### Given instruction
Show every line that has the string "this" in it.

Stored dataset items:

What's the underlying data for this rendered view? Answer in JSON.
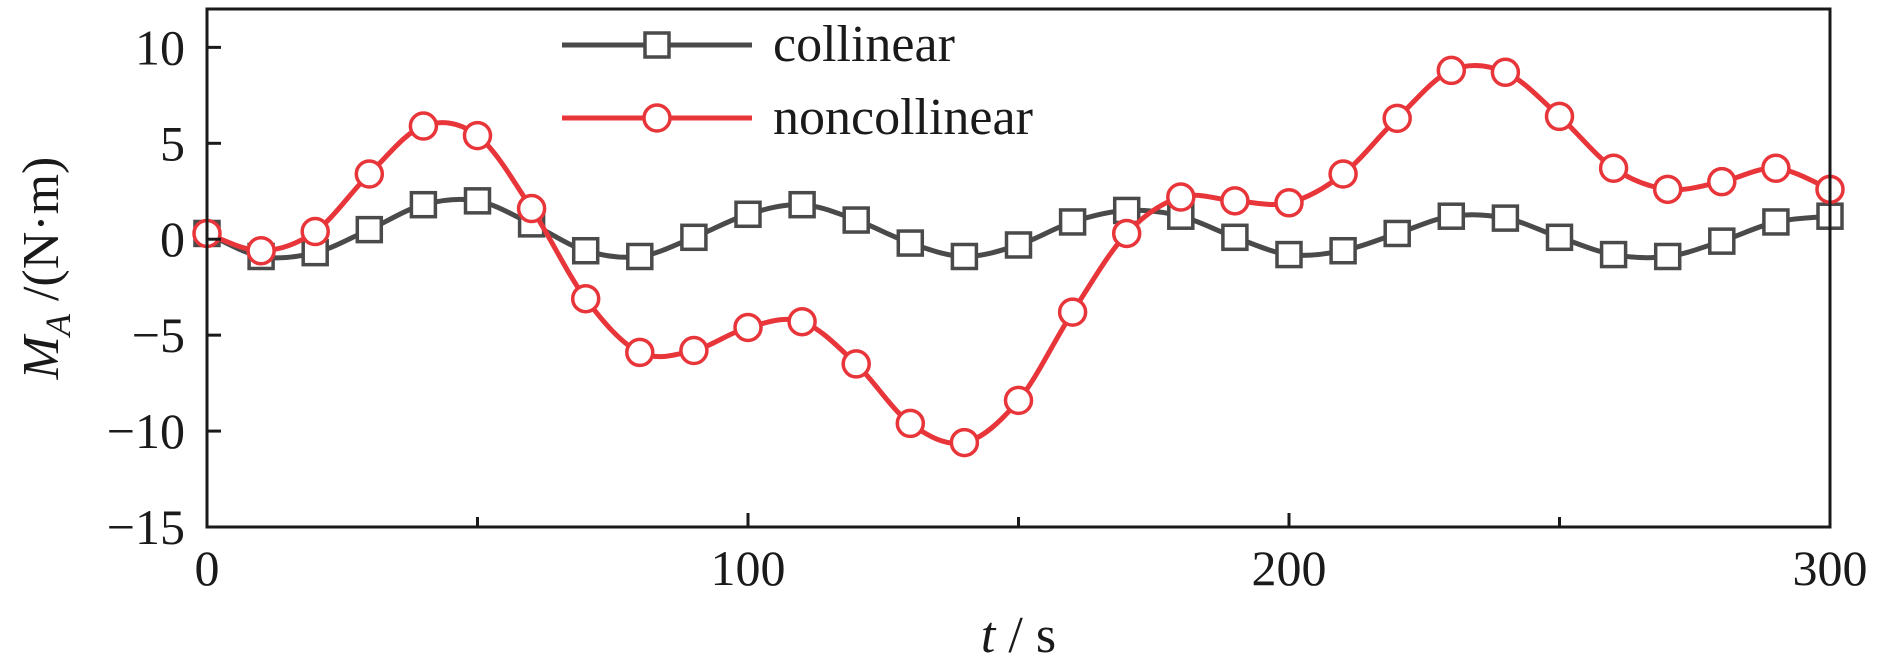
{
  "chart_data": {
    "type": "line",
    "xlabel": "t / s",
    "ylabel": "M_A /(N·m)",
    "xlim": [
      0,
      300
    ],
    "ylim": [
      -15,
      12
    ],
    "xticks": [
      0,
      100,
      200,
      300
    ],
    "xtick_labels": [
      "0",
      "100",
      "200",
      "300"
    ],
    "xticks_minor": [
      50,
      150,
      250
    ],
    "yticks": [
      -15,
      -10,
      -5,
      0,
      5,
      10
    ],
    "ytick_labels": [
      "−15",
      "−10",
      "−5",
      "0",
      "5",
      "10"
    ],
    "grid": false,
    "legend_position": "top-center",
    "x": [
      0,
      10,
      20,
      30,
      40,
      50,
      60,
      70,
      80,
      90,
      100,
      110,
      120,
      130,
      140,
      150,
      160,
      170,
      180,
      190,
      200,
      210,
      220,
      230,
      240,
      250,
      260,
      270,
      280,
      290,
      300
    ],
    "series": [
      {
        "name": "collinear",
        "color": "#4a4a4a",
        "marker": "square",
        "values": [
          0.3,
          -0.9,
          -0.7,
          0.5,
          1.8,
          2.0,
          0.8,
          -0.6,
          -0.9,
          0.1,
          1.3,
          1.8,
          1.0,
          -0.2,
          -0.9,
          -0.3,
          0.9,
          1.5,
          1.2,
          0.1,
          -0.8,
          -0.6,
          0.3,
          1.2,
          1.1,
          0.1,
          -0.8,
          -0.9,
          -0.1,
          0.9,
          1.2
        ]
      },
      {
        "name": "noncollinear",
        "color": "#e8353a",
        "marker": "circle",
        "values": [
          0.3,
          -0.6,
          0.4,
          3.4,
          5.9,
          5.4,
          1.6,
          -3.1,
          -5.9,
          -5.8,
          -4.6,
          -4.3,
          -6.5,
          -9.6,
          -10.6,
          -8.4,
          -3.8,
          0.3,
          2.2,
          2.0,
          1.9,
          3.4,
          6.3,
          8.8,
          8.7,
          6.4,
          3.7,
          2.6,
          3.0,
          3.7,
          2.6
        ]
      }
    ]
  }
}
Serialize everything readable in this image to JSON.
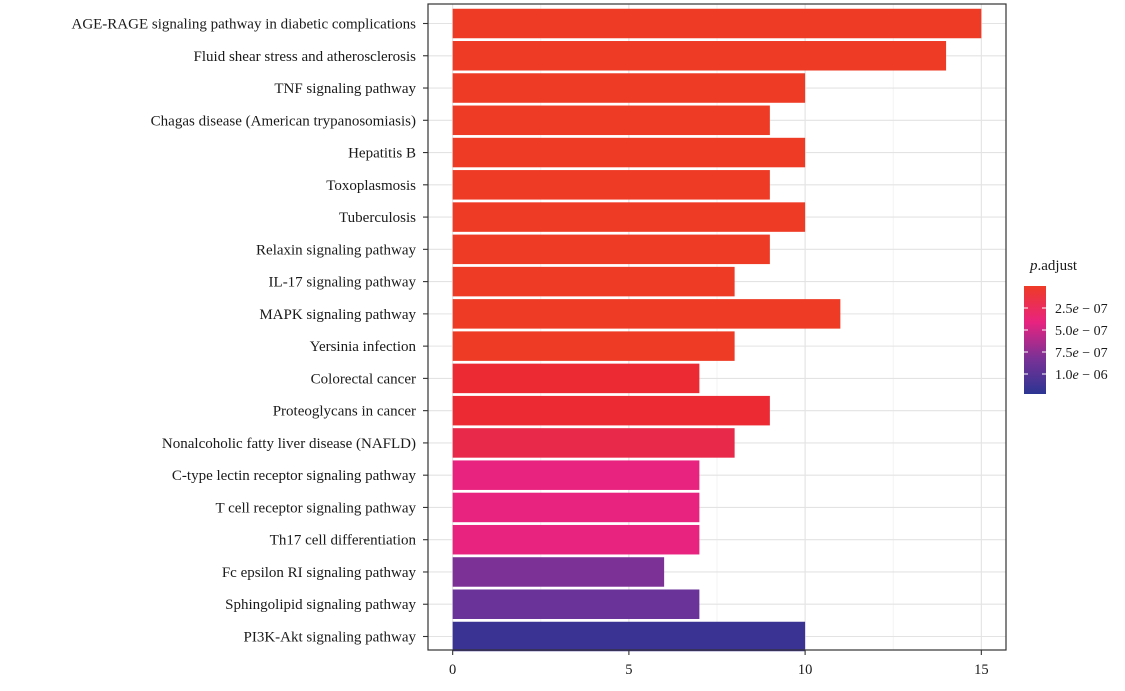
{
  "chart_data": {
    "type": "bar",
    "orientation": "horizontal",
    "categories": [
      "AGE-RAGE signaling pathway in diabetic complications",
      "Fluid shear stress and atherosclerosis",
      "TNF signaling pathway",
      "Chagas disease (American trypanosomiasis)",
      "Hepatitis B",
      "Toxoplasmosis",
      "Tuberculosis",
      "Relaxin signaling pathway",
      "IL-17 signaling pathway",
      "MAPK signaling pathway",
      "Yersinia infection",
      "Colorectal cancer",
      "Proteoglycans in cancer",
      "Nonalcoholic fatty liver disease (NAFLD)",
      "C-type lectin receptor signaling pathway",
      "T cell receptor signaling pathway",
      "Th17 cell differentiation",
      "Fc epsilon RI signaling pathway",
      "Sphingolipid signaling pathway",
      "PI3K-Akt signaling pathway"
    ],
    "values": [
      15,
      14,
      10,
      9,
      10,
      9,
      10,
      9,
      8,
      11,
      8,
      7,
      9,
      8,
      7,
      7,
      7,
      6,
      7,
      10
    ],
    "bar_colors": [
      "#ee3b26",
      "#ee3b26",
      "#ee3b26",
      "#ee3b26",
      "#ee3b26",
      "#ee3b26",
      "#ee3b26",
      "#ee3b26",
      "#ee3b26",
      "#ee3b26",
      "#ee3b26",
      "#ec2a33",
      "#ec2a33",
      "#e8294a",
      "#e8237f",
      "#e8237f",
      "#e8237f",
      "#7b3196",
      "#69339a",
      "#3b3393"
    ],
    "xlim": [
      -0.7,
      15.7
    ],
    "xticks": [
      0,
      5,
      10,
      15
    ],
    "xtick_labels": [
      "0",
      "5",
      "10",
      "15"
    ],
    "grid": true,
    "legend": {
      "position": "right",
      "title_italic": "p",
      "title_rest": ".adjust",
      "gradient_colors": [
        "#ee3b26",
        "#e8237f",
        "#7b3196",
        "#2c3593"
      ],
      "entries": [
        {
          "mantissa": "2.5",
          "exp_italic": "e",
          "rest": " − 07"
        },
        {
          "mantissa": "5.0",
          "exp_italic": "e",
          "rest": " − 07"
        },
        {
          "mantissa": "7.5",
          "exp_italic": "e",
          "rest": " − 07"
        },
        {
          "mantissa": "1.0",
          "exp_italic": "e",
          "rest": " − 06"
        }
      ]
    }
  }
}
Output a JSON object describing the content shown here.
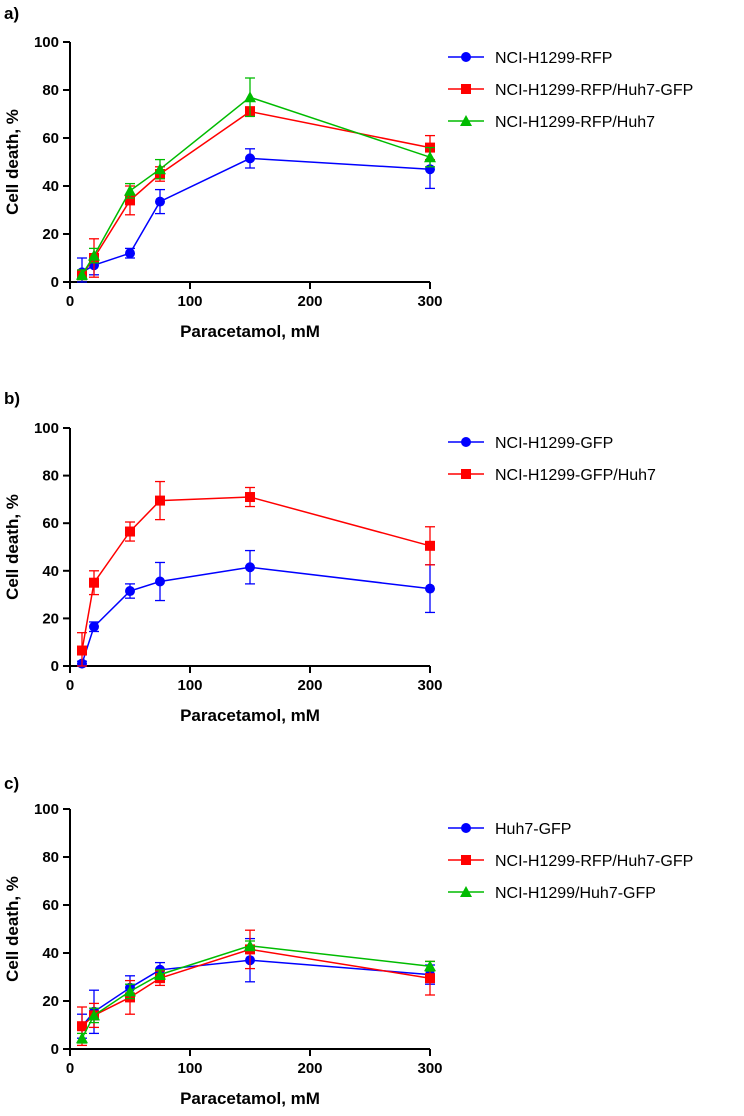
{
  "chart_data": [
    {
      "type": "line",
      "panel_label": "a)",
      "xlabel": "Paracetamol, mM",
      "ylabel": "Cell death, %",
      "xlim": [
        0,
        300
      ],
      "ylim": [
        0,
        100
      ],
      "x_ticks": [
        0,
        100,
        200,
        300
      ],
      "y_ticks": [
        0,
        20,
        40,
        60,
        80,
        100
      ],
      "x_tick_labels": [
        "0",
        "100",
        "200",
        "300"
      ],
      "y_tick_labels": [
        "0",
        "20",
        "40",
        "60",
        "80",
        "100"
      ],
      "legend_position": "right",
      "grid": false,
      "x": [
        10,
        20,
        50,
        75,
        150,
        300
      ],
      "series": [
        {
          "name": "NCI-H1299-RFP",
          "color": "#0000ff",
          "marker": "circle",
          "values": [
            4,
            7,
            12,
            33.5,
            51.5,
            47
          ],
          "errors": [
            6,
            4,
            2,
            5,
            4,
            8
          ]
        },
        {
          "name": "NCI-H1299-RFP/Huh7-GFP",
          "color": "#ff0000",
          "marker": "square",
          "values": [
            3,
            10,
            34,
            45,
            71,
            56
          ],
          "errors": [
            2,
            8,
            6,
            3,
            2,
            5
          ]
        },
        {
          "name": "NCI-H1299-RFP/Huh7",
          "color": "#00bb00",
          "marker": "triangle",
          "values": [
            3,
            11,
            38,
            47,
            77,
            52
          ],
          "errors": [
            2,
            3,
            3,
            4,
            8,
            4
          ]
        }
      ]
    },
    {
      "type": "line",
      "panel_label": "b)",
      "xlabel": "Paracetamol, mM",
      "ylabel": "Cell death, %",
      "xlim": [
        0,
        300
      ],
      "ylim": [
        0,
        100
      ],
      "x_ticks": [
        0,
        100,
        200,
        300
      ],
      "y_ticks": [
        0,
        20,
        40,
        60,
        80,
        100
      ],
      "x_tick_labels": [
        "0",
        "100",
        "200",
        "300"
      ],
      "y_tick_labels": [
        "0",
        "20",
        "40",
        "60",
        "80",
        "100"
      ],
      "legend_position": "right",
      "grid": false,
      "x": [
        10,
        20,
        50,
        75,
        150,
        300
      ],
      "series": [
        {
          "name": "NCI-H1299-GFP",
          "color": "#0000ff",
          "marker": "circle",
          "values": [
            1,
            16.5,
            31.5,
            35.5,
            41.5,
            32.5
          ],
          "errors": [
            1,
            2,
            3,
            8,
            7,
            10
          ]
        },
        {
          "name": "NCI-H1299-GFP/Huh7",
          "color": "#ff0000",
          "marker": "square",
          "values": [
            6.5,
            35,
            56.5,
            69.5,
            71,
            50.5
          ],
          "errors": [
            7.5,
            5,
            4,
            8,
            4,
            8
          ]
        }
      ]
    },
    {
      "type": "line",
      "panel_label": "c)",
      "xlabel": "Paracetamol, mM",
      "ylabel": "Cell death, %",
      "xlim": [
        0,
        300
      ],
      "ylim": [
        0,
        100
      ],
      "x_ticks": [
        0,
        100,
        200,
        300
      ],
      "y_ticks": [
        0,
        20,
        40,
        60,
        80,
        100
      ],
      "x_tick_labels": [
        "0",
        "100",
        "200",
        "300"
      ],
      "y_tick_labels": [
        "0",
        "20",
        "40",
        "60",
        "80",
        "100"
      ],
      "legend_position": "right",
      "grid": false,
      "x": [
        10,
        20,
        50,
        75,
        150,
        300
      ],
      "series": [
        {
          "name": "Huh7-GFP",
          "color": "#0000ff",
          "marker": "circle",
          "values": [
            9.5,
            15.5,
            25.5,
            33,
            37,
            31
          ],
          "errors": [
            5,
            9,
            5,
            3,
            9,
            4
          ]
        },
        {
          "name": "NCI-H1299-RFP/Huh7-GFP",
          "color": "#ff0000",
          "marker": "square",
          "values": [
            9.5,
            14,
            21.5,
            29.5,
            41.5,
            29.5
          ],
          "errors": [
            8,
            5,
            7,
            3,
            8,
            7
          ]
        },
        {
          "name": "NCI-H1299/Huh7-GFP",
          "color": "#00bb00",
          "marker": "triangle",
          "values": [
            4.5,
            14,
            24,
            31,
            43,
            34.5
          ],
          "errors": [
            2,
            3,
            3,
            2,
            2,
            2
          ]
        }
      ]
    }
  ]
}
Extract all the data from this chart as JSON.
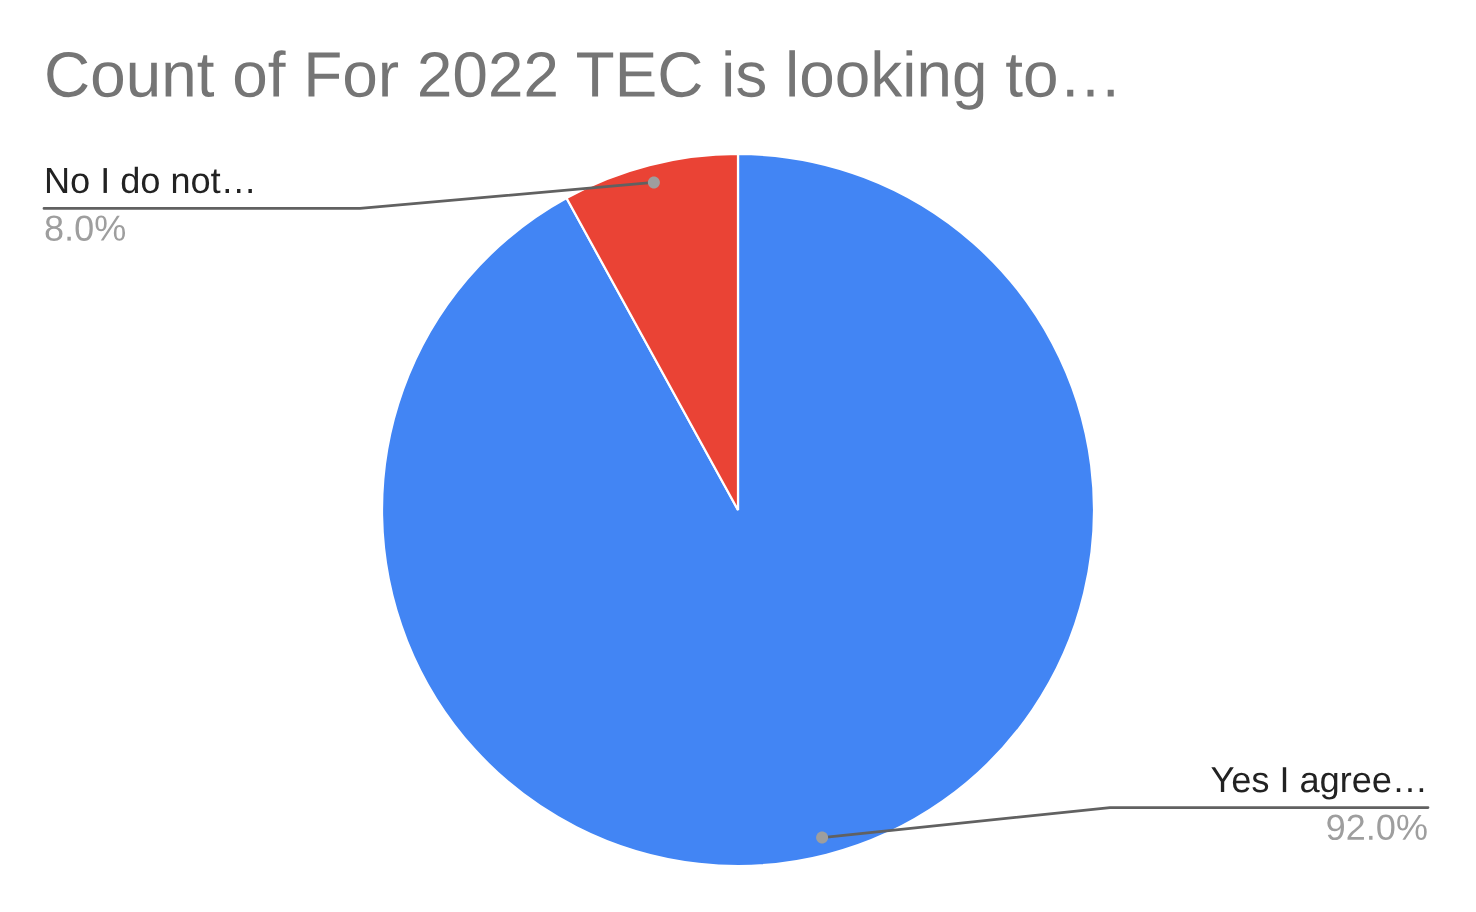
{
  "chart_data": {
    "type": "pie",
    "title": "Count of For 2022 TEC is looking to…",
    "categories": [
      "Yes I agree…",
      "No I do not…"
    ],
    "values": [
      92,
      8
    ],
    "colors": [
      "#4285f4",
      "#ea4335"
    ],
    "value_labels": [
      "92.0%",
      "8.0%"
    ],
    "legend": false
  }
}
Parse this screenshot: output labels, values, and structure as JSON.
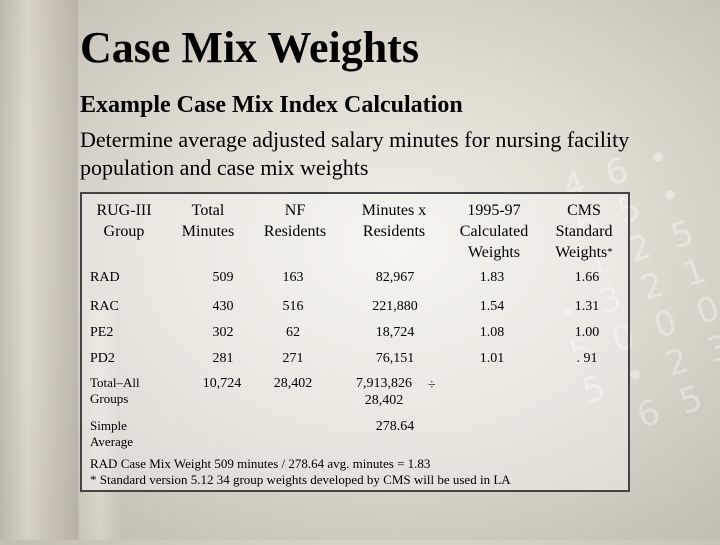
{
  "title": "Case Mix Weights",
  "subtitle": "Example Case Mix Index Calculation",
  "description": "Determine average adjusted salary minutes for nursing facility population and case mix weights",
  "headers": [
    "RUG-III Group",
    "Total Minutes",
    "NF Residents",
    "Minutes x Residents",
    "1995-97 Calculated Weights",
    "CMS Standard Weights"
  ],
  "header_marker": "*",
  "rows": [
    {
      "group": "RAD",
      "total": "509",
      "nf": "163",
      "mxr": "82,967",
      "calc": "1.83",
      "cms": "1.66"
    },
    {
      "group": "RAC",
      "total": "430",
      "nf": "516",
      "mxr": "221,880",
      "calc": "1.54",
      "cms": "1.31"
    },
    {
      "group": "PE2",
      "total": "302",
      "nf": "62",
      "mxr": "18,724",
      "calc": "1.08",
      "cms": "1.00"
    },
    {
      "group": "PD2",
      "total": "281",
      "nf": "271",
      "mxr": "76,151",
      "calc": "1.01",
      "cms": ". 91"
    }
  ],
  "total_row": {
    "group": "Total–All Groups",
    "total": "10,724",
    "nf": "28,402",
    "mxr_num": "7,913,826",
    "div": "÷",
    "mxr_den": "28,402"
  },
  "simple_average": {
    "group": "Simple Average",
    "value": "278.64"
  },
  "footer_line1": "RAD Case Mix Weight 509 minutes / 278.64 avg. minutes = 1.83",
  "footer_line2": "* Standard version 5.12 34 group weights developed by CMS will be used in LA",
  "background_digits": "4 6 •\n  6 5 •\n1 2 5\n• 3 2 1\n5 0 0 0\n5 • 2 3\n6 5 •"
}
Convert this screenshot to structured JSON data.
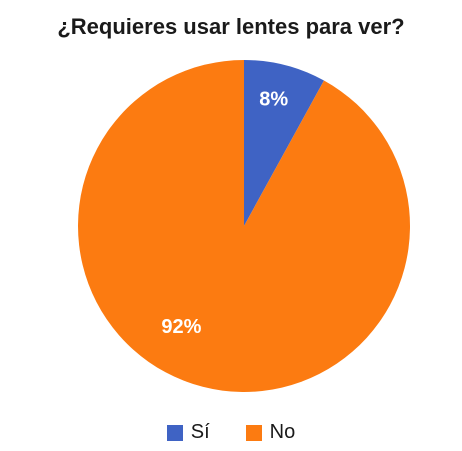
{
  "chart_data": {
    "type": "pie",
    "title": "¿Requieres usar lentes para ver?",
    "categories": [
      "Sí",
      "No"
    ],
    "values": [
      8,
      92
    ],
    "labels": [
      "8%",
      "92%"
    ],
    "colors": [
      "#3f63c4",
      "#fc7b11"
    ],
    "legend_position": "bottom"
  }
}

### Result of the task
What's the underlying data for this rendered view? Answer in JSON.
Serialize everything readable in this image to JSON.
Extract all the data from this chart as JSON.
Parse this screenshot: output labels, values, and structure as JSON.
Convert this screenshot to structured JSON data.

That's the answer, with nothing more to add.